** WHAT THE TASK ASKS **
Give an exact transcription of every line, dropping the images.

** RECORD SET **
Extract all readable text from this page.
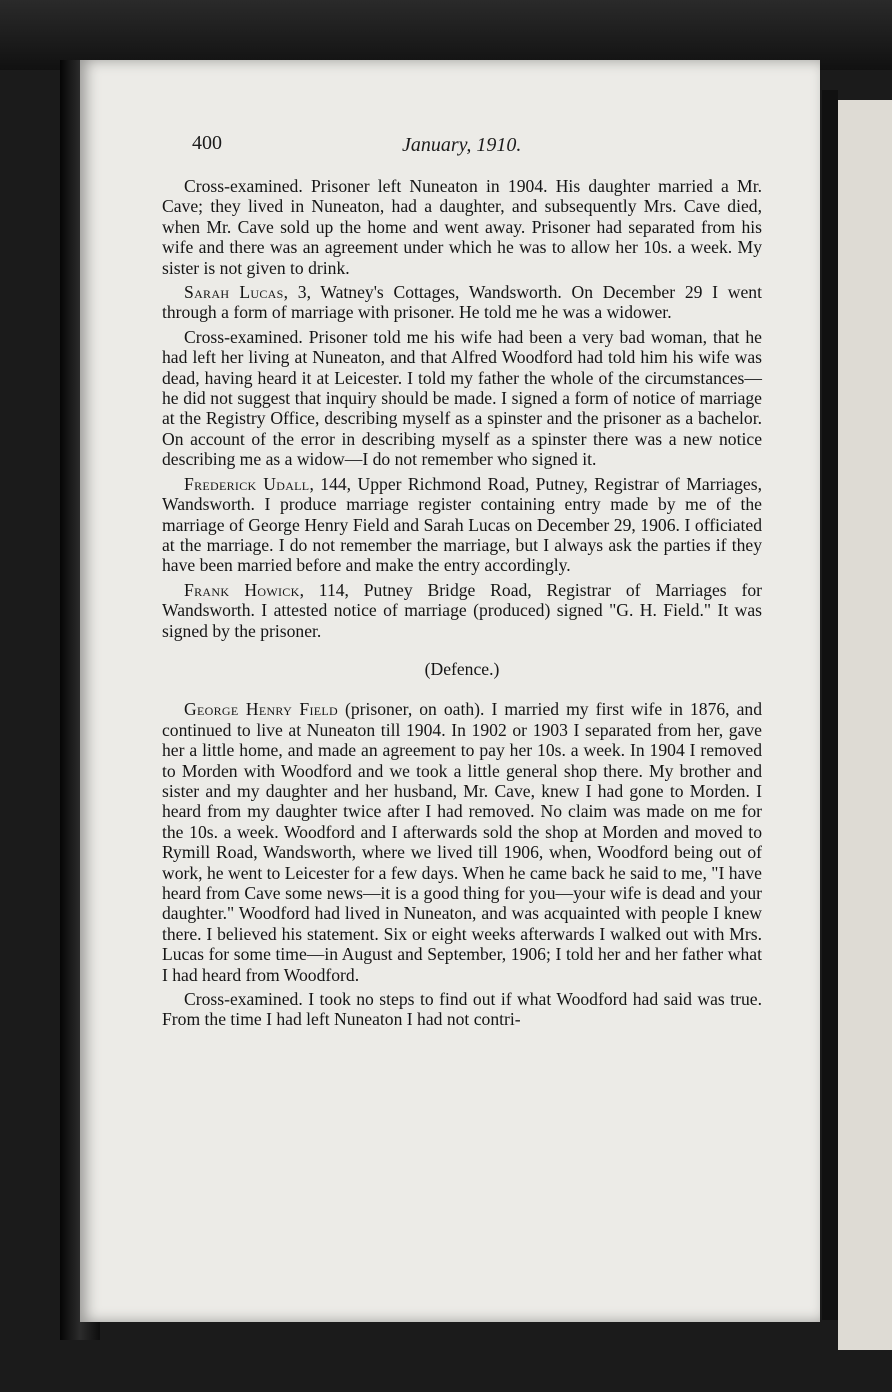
400	January, 1910.

Cross-examined. Prisoner left Nuneaton in 1904. His daughter married a Mr. Cave; they lived in Nuneaton, had a daughter, and subsequently Mrs. Cave died, when Mr. Cave sold up the home and went away. Prisoner had separated from his wife and there was an agreement under which he was to allow her 10s. a week. My sister is not given to drink.

Sarah Lucas, 3, Watney's Cottages, Wandsworth. On December 29 I went through a form of marriage with prisoner. He told me he was a widower.

Cross-examined. Prisoner told me his wife had been a very bad woman, that he had left her living at Nuneaton, and that Alfred Woodford had told him his wife was dead, having heard it at Leicester. I told my father the whole of the circumstances—he did not suggest that inquiry should be made. I signed a form of notice of marriage at the Registry Office, describing myself as a spinster and the prisoner as a bachelor. On account of the error in describing myself as a spinster there was a new notice describing me as a widow—I do not remember who signed it.

Frederick Udall, 144, Upper Richmond Road, Putney, Registrar of Marriages, Wandsworth. I produce marriage register containing entry made by me of the marriage of George Henry Field and Sarah Lucas on December 29, 1906. I officiated at the marriage. I do not remember the marriage, but I always ask the parties if they have been married before and make the entry accordingly.

Frank Howick, 114, Putney Bridge Road, Registrar of Marriages for Wandsworth. I attested notice of marriage (produced) signed "G. H. Field." It was signed by the prisoner.

(Defence.)

George Henry Field (prisoner, on oath). I married my first wife in 1876, and continued to live at Nuneaton till 1904. In 1902 or 1903 I separated from her, gave her a little home, and made an agreement to pay her 10s. a week. In 1904 I removed to Morden with Woodford and we took a little general shop there. My brother and sister and my daughter and her husband, Mr. Cave, knew I had gone to Morden. I heard from my daughter twice after I had removed. No claim was made on me for the 10s. a week. Woodford and I afterwards sold the shop at Morden and moved to Rymill Road, Wandsworth, where we lived till 1906, when, Woodford being out of work, he went to Leicester for a few days. When he came back he said to me, "I have heard from Cave some news—it is a good thing for you—your wife is dead and your daughter." Woodford had lived in Nuneaton, and was acquainted with people I knew there. I believed his statement. Six or eight weeks afterwards I walked out with Mrs. Lucas for some time—in August and September, 1906; I told her and her father what I had heard from Woodford.

Cross-examined. I took no steps to find out if what Woodford had said was true. From the time I had left Nuneaton I had not contri-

** ANSWER TO THIS TASK **
Extract all readable text from this page.
400	January, 1910.

Cross-examined. Prisoner left Nuneaton in 1904. His daughter married a Mr. Cave; they lived in Nuneaton, had a daughter, and subsequently Mrs. Cave died, when Mr. Cave sold up the home and went away. Prisoner had separated from his wife and there was an agreement under which he was to allow her 10s. a week. My sister is not given to drink.

Sarah Lucas, 3, Watney's Cottages, Wandsworth. On December 29 I went through a form of marriage with prisoner. He told me he was a widower.

Cross-examined. Prisoner told me his wife had been a very bad woman, that he had left her living at Nuneaton, and that Alfred Woodford had told him his wife was dead, having heard it at Leicester. I told my father the whole of the circumstances—he did not suggest that inquiry should be made. I signed a form of notice of marriage at the Registry Office, describing myself as a spinster and the prisoner as a bachelor. On account of the error in describing myself as a spinster there was a new notice describing me as a widow—I do not remember who signed it.

Frederick Udall, 144, Upper Richmond Road, Putney, Registrar of Marriages, Wandsworth. I produce marriage register containing entry made by me of the marriage of George Henry Field and Sarah Lucas on December 29, 1906. I officiated at the marriage. I do not remember the marriage, but I always ask the parties if they have been married before and make the entry accordingly.

Frank Howick, 114, Putney Bridge Road, Registrar of Marriages for Wandsworth. I attested notice of marriage (produced) signed "G. H. Field." It was signed by the prisoner.

(Defence.)

George Henry Field (prisoner, on oath). I married my first wife in 1876, and continued to live at Nuneaton till 1904. In 1902 or 1903 I separated from her, gave her a little home, and made an agreement to pay her 10s. a week. In 1904 I removed to Morden with Woodford and we took a little general shop there. My brother and sister and my daughter and her husband, Mr. Cave, knew I had gone to Morden. I heard from my daughter twice after I had removed. No claim was made on me for the 10s. a week. Woodford and I afterwards sold the shop at Morden and moved to Rymill Road, Wandsworth, where we lived till 1906, when, Woodford being out of work, he went to Leicester for a few days. When he came back he said to me, "I have heard from Cave some news—it is a good thing for you—your wife is dead and your daughter." Woodford had lived in Nuneaton, and was acquainted with people I knew there. I believed his statement. Six or eight weeks afterwards I walked out with Mrs. Lucas for some time—in August and September, 1906; I told her and her father what I had heard from Woodford.

Cross-examined. I took no steps to find out if what Woodford had said was true. From the time I had left Nuneaton I had not contri-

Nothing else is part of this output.